▸ **OBJECTIVE**:
Copy the items below word for word, from their first line through the line containing "c-badge-text: C++: [146, 697, 165, 706]", including that line.

▸ **EXERCISE MATERIAL**:
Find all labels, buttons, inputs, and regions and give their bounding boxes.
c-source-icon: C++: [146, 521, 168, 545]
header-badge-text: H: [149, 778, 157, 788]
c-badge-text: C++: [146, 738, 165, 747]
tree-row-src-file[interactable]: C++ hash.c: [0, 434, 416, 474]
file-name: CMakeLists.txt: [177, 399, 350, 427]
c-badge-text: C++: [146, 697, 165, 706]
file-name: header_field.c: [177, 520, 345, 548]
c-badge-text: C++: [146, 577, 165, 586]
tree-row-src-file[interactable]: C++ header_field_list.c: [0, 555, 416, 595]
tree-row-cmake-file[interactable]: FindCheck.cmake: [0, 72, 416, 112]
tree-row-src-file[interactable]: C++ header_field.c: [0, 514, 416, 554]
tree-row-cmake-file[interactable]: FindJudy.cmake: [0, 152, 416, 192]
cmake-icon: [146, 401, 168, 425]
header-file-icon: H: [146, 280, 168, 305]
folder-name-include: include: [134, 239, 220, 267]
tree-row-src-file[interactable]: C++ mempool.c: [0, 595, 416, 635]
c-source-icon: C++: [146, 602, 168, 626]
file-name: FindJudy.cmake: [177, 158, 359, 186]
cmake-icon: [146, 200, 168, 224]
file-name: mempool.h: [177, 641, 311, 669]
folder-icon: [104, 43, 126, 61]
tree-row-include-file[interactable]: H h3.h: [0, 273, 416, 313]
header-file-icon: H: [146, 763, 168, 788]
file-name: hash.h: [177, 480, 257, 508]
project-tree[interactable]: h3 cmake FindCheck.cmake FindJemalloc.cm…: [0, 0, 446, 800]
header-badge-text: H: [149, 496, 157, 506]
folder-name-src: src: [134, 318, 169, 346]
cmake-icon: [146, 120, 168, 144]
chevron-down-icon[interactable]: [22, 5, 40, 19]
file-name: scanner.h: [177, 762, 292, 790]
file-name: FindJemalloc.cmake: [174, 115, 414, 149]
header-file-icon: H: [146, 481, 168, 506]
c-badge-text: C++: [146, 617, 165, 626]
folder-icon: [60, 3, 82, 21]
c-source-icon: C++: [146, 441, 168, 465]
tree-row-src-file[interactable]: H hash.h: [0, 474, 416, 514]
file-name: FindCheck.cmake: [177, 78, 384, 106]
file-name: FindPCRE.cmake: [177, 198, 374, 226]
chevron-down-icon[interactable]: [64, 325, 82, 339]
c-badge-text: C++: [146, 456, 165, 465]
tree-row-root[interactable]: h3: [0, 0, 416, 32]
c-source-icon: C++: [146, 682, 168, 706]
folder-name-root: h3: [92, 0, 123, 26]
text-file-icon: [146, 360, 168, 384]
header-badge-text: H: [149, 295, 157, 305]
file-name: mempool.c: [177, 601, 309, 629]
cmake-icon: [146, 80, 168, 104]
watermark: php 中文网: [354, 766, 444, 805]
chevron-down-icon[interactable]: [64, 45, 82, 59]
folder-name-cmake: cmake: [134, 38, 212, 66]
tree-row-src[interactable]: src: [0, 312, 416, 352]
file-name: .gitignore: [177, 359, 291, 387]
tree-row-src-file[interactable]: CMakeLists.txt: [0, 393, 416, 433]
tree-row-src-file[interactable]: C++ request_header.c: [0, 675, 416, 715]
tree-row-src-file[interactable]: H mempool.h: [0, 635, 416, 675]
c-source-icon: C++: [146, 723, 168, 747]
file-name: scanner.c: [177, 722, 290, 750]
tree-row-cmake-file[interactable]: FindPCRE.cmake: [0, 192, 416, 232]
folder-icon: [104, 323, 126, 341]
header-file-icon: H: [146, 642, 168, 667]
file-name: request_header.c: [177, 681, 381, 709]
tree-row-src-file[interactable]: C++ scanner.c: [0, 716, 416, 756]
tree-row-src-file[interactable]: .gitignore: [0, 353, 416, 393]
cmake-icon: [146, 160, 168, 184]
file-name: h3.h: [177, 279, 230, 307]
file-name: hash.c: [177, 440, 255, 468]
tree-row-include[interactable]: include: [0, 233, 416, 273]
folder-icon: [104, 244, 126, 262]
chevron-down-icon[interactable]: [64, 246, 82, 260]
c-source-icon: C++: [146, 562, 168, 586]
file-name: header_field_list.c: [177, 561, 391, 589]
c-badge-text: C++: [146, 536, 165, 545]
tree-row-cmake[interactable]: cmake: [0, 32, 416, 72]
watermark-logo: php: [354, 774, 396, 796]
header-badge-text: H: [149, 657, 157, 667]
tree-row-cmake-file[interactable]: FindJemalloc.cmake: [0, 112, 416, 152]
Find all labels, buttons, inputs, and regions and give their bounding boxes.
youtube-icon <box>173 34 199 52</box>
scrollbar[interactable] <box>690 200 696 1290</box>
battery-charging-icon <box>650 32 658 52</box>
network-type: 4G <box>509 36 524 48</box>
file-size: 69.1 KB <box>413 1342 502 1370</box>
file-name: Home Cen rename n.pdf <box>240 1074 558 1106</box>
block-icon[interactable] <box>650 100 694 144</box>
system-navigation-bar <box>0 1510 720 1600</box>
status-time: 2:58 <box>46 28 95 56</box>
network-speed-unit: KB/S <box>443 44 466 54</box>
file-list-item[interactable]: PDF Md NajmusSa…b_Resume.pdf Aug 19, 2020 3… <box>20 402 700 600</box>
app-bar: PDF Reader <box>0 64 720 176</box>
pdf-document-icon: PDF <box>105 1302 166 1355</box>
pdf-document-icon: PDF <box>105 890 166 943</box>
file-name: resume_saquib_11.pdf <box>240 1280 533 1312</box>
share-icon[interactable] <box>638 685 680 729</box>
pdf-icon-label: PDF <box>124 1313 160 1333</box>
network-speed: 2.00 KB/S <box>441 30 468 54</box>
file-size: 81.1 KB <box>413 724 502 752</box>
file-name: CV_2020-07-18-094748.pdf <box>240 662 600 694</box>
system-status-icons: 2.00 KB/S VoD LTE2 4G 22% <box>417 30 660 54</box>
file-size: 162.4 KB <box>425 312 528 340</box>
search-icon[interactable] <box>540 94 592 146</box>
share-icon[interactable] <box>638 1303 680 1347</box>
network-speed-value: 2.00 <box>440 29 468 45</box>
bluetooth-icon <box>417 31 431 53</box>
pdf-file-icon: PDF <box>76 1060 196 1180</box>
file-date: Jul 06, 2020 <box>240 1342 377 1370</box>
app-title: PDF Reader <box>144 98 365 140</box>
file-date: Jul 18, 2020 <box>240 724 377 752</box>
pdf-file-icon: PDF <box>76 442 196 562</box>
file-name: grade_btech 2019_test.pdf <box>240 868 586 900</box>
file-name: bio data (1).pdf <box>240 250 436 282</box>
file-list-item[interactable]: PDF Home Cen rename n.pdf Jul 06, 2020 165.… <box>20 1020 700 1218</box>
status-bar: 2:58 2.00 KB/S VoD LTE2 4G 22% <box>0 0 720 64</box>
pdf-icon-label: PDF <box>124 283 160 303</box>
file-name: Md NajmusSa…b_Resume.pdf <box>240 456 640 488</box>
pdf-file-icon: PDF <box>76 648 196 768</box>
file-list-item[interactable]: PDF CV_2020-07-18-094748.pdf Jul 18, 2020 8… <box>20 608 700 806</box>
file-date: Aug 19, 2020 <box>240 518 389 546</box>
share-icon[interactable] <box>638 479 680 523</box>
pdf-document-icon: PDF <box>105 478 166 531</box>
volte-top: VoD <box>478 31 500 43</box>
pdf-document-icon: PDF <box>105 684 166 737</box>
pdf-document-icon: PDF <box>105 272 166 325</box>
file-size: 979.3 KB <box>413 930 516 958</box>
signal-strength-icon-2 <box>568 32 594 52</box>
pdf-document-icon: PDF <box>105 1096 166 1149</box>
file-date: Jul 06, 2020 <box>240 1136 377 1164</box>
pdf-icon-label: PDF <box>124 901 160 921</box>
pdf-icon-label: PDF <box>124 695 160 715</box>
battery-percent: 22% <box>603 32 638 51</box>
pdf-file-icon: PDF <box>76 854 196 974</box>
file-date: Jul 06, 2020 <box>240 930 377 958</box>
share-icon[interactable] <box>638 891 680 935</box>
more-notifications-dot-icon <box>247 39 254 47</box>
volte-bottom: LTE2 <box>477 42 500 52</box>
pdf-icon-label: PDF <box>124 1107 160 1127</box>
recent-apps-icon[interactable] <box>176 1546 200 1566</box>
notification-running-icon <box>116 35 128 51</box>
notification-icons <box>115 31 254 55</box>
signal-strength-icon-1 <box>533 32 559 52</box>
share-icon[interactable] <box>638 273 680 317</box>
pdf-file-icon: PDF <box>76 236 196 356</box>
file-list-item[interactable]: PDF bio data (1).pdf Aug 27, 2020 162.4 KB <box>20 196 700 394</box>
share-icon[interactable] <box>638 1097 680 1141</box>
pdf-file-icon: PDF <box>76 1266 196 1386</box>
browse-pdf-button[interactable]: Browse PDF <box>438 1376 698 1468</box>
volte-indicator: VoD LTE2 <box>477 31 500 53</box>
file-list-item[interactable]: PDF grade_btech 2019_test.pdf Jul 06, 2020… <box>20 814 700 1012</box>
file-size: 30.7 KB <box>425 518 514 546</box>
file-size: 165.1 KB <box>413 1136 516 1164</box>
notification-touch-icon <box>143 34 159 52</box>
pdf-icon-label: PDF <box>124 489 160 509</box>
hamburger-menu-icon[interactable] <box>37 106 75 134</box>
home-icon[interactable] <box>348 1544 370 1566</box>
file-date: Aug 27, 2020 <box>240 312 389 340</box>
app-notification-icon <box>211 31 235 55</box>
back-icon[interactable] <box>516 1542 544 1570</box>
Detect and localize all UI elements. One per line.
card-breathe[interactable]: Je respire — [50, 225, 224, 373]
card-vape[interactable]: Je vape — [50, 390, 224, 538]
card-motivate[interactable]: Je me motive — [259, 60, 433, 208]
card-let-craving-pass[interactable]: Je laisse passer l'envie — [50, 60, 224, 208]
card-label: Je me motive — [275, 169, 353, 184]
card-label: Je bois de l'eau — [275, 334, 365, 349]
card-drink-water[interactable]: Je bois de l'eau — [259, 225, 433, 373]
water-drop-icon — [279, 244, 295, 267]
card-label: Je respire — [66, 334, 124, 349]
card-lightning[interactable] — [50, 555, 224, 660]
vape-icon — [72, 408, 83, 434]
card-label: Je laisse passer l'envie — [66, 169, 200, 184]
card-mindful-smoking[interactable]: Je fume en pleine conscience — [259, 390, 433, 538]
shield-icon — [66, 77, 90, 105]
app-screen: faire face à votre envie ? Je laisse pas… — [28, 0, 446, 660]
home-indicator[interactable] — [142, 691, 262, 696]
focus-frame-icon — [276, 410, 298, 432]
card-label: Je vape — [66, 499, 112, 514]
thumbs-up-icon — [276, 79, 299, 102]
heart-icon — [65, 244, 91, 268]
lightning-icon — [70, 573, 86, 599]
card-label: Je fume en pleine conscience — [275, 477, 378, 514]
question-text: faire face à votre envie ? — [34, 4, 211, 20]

▸ **SOLUTION TO THE PROBLEM**:
Find all labels, buttons, inputs, and regions and give their bounding boxes.
c-source-icon: C++: [146, 521, 168, 545]
header-badge-text: H: [149, 778, 157, 788]
c-badge-text: C++: [146, 738, 165, 747]
tree-row-src-file[interactable]: C++ hash.c: [0, 434, 416, 474]
file-name: CMakeLists.txt: [177, 399, 350, 427]
c-badge-text: C++: [146, 697, 165, 706]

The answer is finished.